▸ **What you should do**
Output the entries below exactly as written, omitting pictures.

** Start **

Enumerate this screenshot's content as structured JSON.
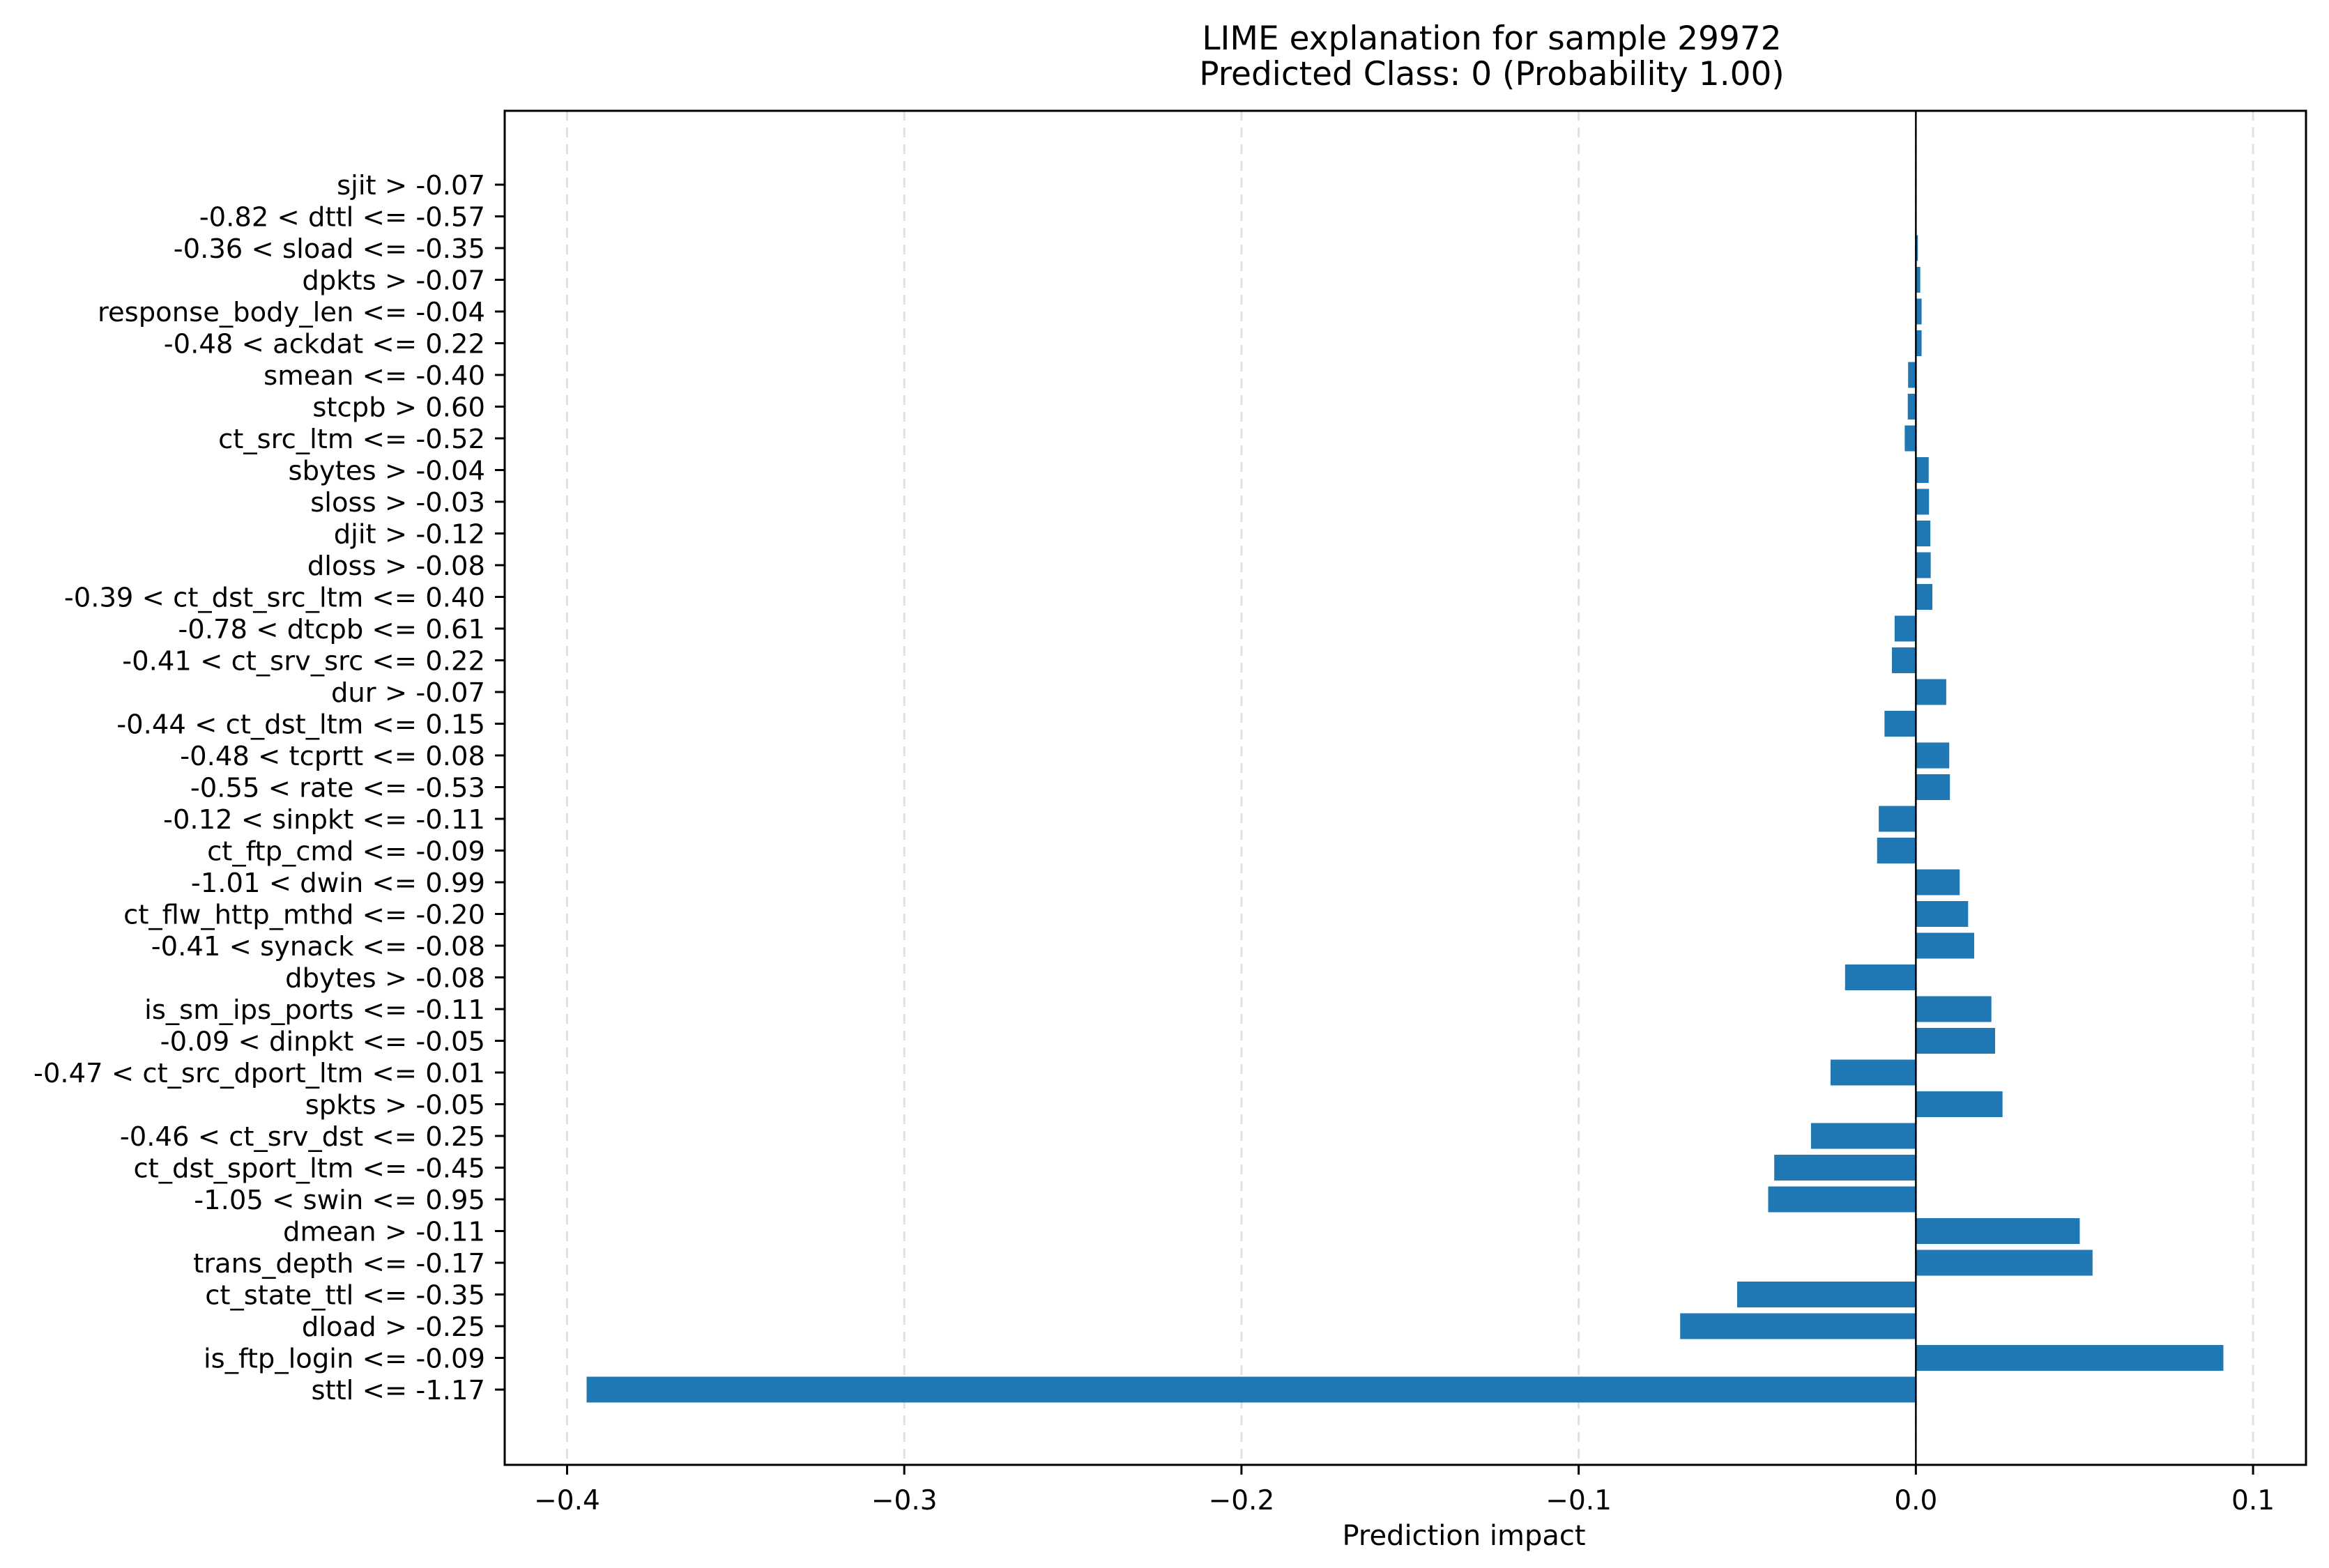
{
  "chart": {
    "title_line1": "LIME explanation for sample 29972",
    "title_line2": "Predicted Class: 0 (Probability 1.00)",
    "xlabel": "Prediction impact",
    "bar_color": "#1f77b4",
    "grid_color": "#e0e0e0",
    "zero_line_color": "#000000"
  },
  "chart_data": {
    "type": "bar",
    "orientation": "horizontal",
    "title": "LIME explanation for sample 29972\nPredicted Class: 0 (Probability 1.00)",
    "xlabel": "Prediction impact",
    "ylabel": "",
    "xlim": [
      -0.4185,
      0.1157
    ],
    "xticks": [
      -0.4,
      -0.3,
      -0.2,
      -0.1,
      0.0,
      0.1
    ],
    "xtick_labels": [
      "−0.4",
      "−0.3",
      "−0.2",
      "−0.1",
      "0.0",
      "0.1"
    ],
    "grid": {
      "x": true,
      "y": false,
      "style": "dashed"
    },
    "zero_line": true,
    "legend": null,
    "categories": [
      "sjit > -0.07",
      "-0.82 < dttl <= -0.57",
      "-0.36 < sload <= -0.35",
      "dpkts > -0.07",
      "response_body_len <= -0.04",
      "-0.48 < ackdat <= 0.22",
      "smean <= -0.40",
      "stcpb > 0.60",
      "ct_src_ltm <= -0.52",
      "sbytes > -0.04",
      "sloss > -0.03",
      "djit > -0.12",
      "dloss > -0.08",
      "-0.39 < ct_dst_src_ltm <= 0.40",
      "-0.78 < dtcpb <= 0.61",
      "-0.41 < ct_srv_src <= 0.22",
      "dur > -0.07",
      "-0.44 < ct_dst_ltm <= 0.15",
      "-0.48 < tcprtt <= 0.08",
      "-0.55 < rate <= -0.53",
      "-0.12 < sinpkt <= -0.11",
      "ct_ftp_cmd <= -0.09",
      "-1.01 < dwin <= 0.99",
      "ct_flw_http_mthd <= -0.20",
      "-0.41 < synack <= -0.08",
      "dbytes > -0.08",
      "is_sm_ips_ports <= -0.11",
      "-0.09 < dinpkt <= -0.05",
      "-0.47 < ct_src_dport_ltm <= 0.01",
      "spkts > -0.05",
      "-0.46 < ct_srv_dst <= 0.25",
      "ct_dst_sport_ltm <= -0.45",
      "-1.05 < swin <= 0.95",
      "dmean > -0.11",
      "trans_depth <= -0.17",
      "ct_state_ttl <= -0.35",
      "dload > -0.25",
      "is_ftp_login <= -0.09",
      "sttl <= -1.17"
    ],
    "values": [
      0.0,
      0.0002,
      0.0006,
      0.0013,
      0.0017,
      0.0017,
      -0.0023,
      -0.0024,
      -0.0033,
      0.0038,
      0.0039,
      0.0043,
      0.0044,
      0.0049,
      -0.0063,
      -0.0071,
      0.009,
      -0.0093,
      0.0099,
      0.0101,
      -0.011,
      -0.0115,
      0.013,
      0.0155,
      0.0173,
      -0.021,
      0.0224,
      0.0235,
      -0.0253,
      0.0257,
      -0.0311,
      -0.042,
      -0.0438,
      0.0486,
      0.0524,
      -0.053,
      -0.0699,
      0.0912,
      -0.3942
    ]
  }
}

** End **

▸ **Reply**
Enumerate this screenshot's content as structured JSON.
{
  "chart": {
    "title_line1": "LIME explanation for sample 29972",
    "title_line2": "Predicted Class: 0 (Probability 1.00)",
    "xlabel": "Prediction impact",
    "bar_color": "#1f77b4",
    "grid_color": "#e0e0e0",
    "zero_line_color": "#000000"
  },
  "chart_data": {
    "type": "bar",
    "orientation": "horizontal",
    "title": "LIME explanation for sample 29972\nPredicted Class: 0 (Probability 1.00)",
    "xlabel": "Prediction impact",
    "ylabel": "",
    "xlim": [
      -0.4185,
      0.1157
    ],
    "xticks": [
      -0.4,
      -0.3,
      -0.2,
      -0.1,
      0.0,
      0.1
    ],
    "xtick_labels": [
      "−0.4",
      "−0.3",
      "−0.2",
      "−0.1",
      "0.0",
      "0.1"
    ],
    "grid": {
      "x": true,
      "y": false,
      "style": "dashed"
    },
    "zero_line": true,
    "legend": null,
    "categories": [
      "sjit > -0.07",
      "-0.82 < dttl <= -0.57",
      "-0.36 < sload <= -0.35",
      "dpkts > -0.07",
      "response_body_len <= -0.04",
      "-0.48 < ackdat <= 0.22",
      "smean <= -0.40",
      "stcpb > 0.60",
      "ct_src_ltm <= -0.52",
      "sbytes > -0.04",
      "sloss > -0.03",
      "djit > -0.12",
      "dloss > -0.08",
      "-0.39 < ct_dst_src_ltm <= 0.40",
      "-0.78 < dtcpb <= 0.61",
      "-0.41 < ct_srv_src <= 0.22",
      "dur > -0.07",
      "-0.44 < ct_dst_ltm <= 0.15",
      "-0.48 < tcprtt <= 0.08",
      "-0.55 < rate <= -0.53",
      "-0.12 < sinpkt <= -0.11",
      "ct_ftp_cmd <= -0.09",
      "-1.01 < dwin <= 0.99",
      "ct_flw_http_mthd <= -0.20",
      "-0.41 < synack <= -0.08",
      "dbytes > -0.08",
      "is_sm_ips_ports <= -0.11",
      "-0.09 < dinpkt <= -0.05",
      "-0.47 < ct_src_dport_ltm <= 0.01",
      "spkts > -0.05",
      "-0.46 < ct_srv_dst <= 0.25",
      "ct_dst_sport_ltm <= -0.45",
      "-1.05 < swin <= 0.95",
      "dmean > -0.11",
      "trans_depth <= -0.17",
      "ct_state_ttl <= -0.35",
      "dload > -0.25",
      "is_ftp_login <= -0.09",
      "sttl <= -1.17"
    ],
    "values": [
      0.0,
      0.0002,
      0.0006,
      0.0013,
      0.0017,
      0.0017,
      -0.0023,
      -0.0024,
      -0.0033,
      0.0038,
      0.0039,
      0.0043,
      0.0044,
      0.0049,
      -0.0063,
      -0.0071,
      0.009,
      -0.0093,
      0.0099,
      0.0101,
      -0.011,
      -0.0115,
      0.013,
      0.0155,
      0.0173,
      -0.021,
      0.0224,
      0.0235,
      -0.0253,
      0.0257,
      -0.0311,
      -0.042,
      -0.0438,
      0.0486,
      0.0524,
      -0.053,
      -0.0699,
      0.0912,
      -0.3942
    ]
  }
}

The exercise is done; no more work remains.